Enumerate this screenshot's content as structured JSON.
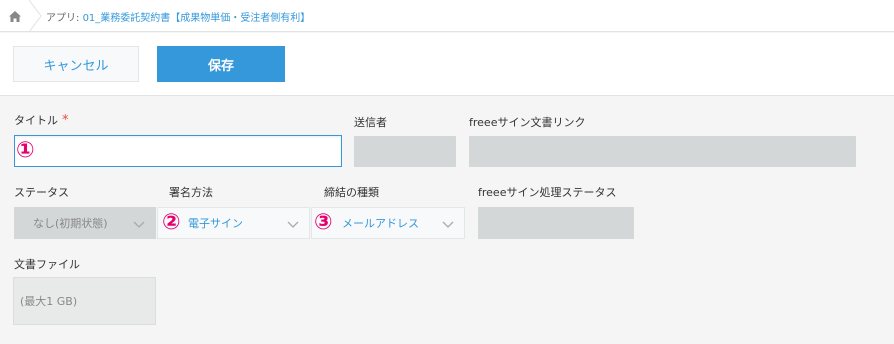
{
  "breadcrumb": {
    "prefix": "アプリ: ",
    "app_name": "01_業務委託契約書【成果物単価・受注者側有利】"
  },
  "toolbar": {
    "cancel_label": "キャンセル",
    "save_label": "保存"
  },
  "form": {
    "title_label": "タイトル",
    "required_mark": "*",
    "sender_label": "送信者",
    "freee_link_label": "freeeサイン文書リンク",
    "status_label": "ステータス",
    "status_value": "なし(初期状態)",
    "signature_method_label": "署名方法",
    "signature_method_value": "電子サイン",
    "contract_type_label": "締結の種類",
    "contract_type_value": "メールアドレス",
    "freee_status_label": "freeeサイン処理ステータス",
    "file_label": "文書ファイル",
    "file_hint": "(最大1 GB)"
  },
  "annotations": {
    "one": "①",
    "two": "②",
    "three": "③"
  },
  "colors": {
    "accent": "#3498db",
    "annotation": "#e6006e",
    "required": "#e74c3c"
  },
  "icons": [
    "home-icon",
    "chevron-down-icon"
  ]
}
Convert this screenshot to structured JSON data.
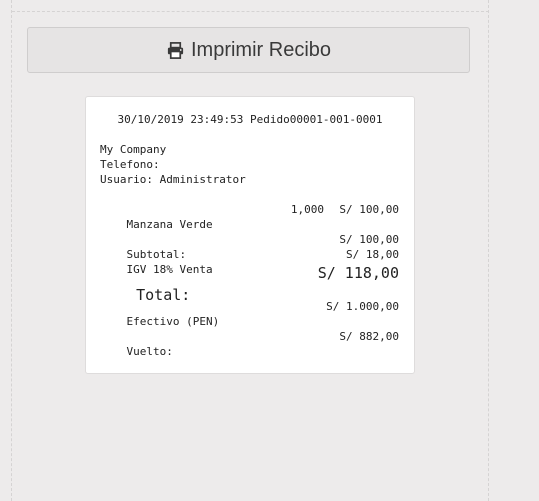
{
  "toolbar": {
    "print_label": "Imprimir Recibo",
    "print_icon": "printer-icon"
  },
  "receipt": {
    "header": "30/10/2019 23:49:53 Pedido00001-001-0001",
    "company": "My Company",
    "phone_label": "Telefono:",
    "user_label": "Usuario: Administrator",
    "item": {
      "name": "Manzana Verde",
      "quantity": "1,000",
      "amount": "S/ 100,00"
    },
    "subtotal_label": "Subtotal:",
    "subtotal_value": "S/ 100,00",
    "tax_label": "IGV 18% Venta",
    "tax_value": "S/ 18,00",
    "total_label": "Total:",
    "total_value": "S/ 118,00",
    "payment_label": "Efectivo (PEN)",
    "payment_value": "S/ 1.000,00",
    "change_label": "Vuelto:",
    "change_value": "S/ 882,00"
  }
}
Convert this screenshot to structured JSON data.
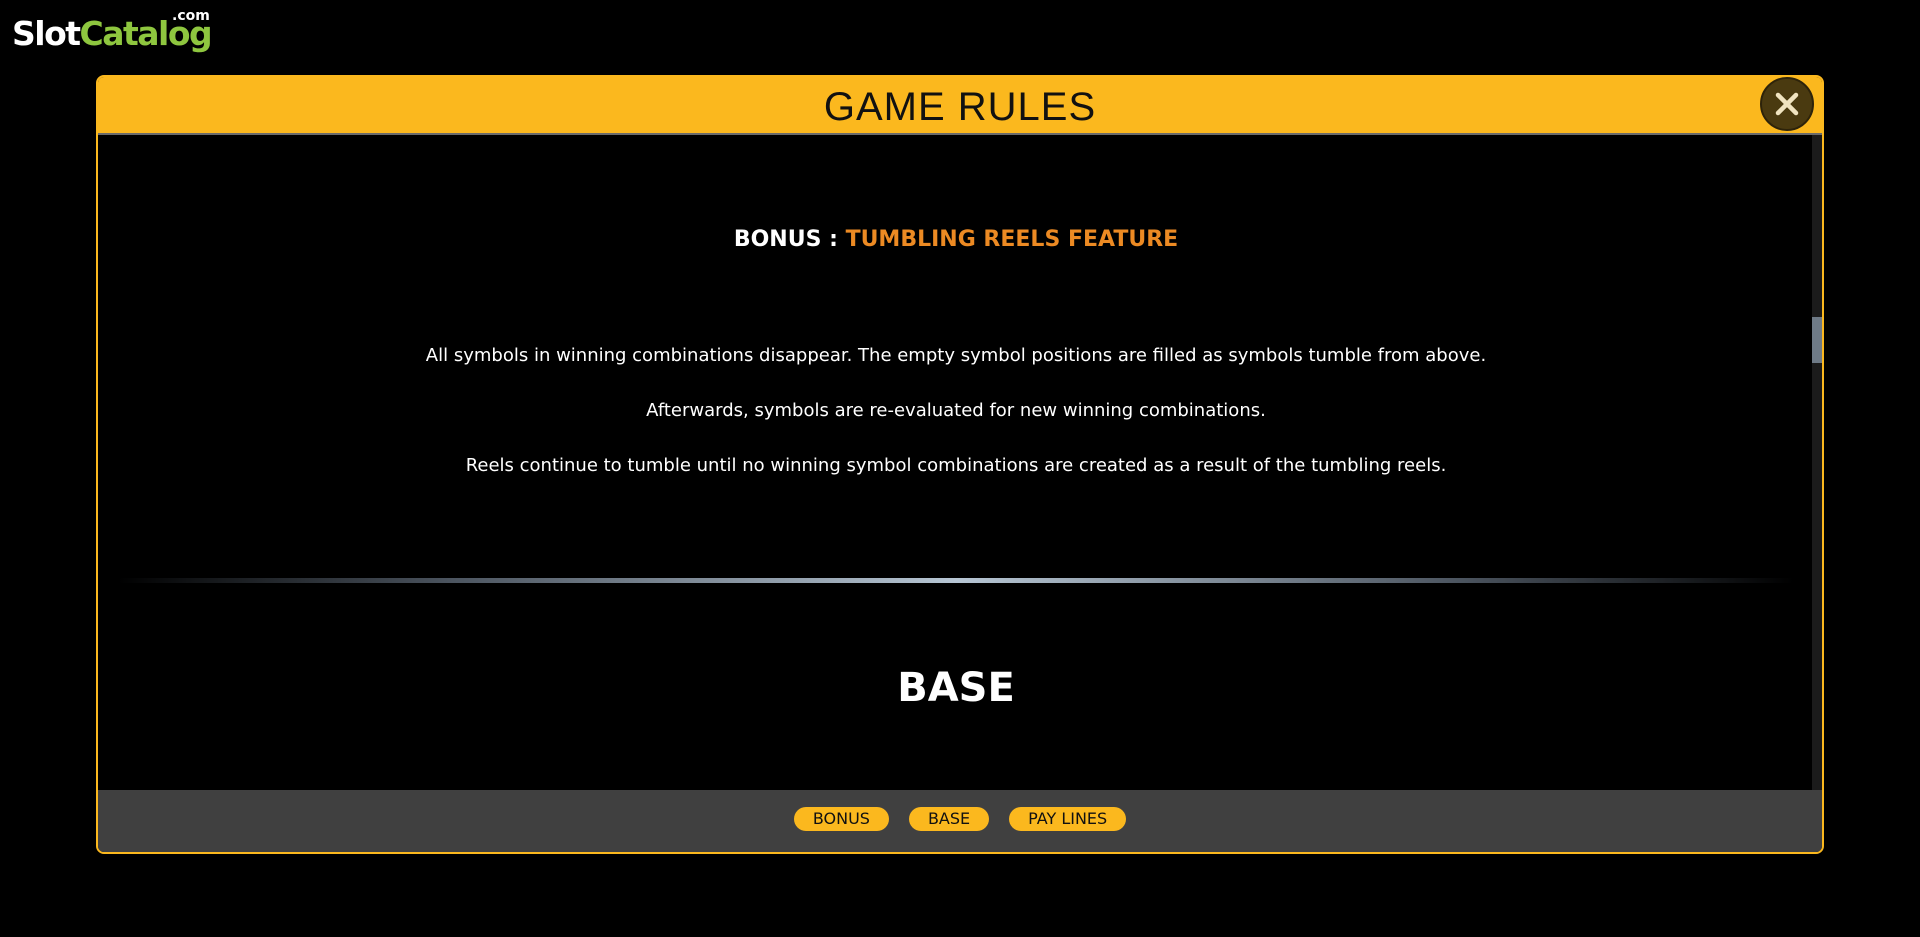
{
  "logo": {
    "slot": "Slot",
    "catalog": "Catalog",
    "com": ".com"
  },
  "modal": {
    "title": "GAME RULES",
    "close_icon": "close-icon"
  },
  "section": {
    "prefix": "BONUS :",
    "feature": "TUMBLING REELS FEATURE",
    "paragraphs": [
      "All symbols in winning combinations disappear. The empty symbol positions are filled as symbols tumble from above.",
      "Afterwards, symbols are re-evaluated for new winning combinations.",
      "Reels continue to tumble until no winning symbol combinations are created as a result of the tumbling reels."
    ]
  },
  "base_section": {
    "title": "BASE"
  },
  "footer_nav": [
    {
      "label": "BONUS"
    },
    {
      "label": "BASE"
    },
    {
      "label": "PAY LINES"
    }
  ],
  "colors": {
    "accent": "#fbb81e",
    "feature": "#ec8a23",
    "logo_green": "#8ec63f",
    "footer_bg": "#404040"
  }
}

---

_WORK TO BE COMPLETED:_
Copy all lines from the data that hold the word "winning".

_CORRECT RESULT:_
      "All symbols in winning combinations disappear. The empty symbol positions are filled as symbols tumble from above.",
      "Afterwards, symbols are re-evaluated for new winning combinations.",
      "Reels continue to tumble until no winning symbol combinations are created as a result of the tumbling reels."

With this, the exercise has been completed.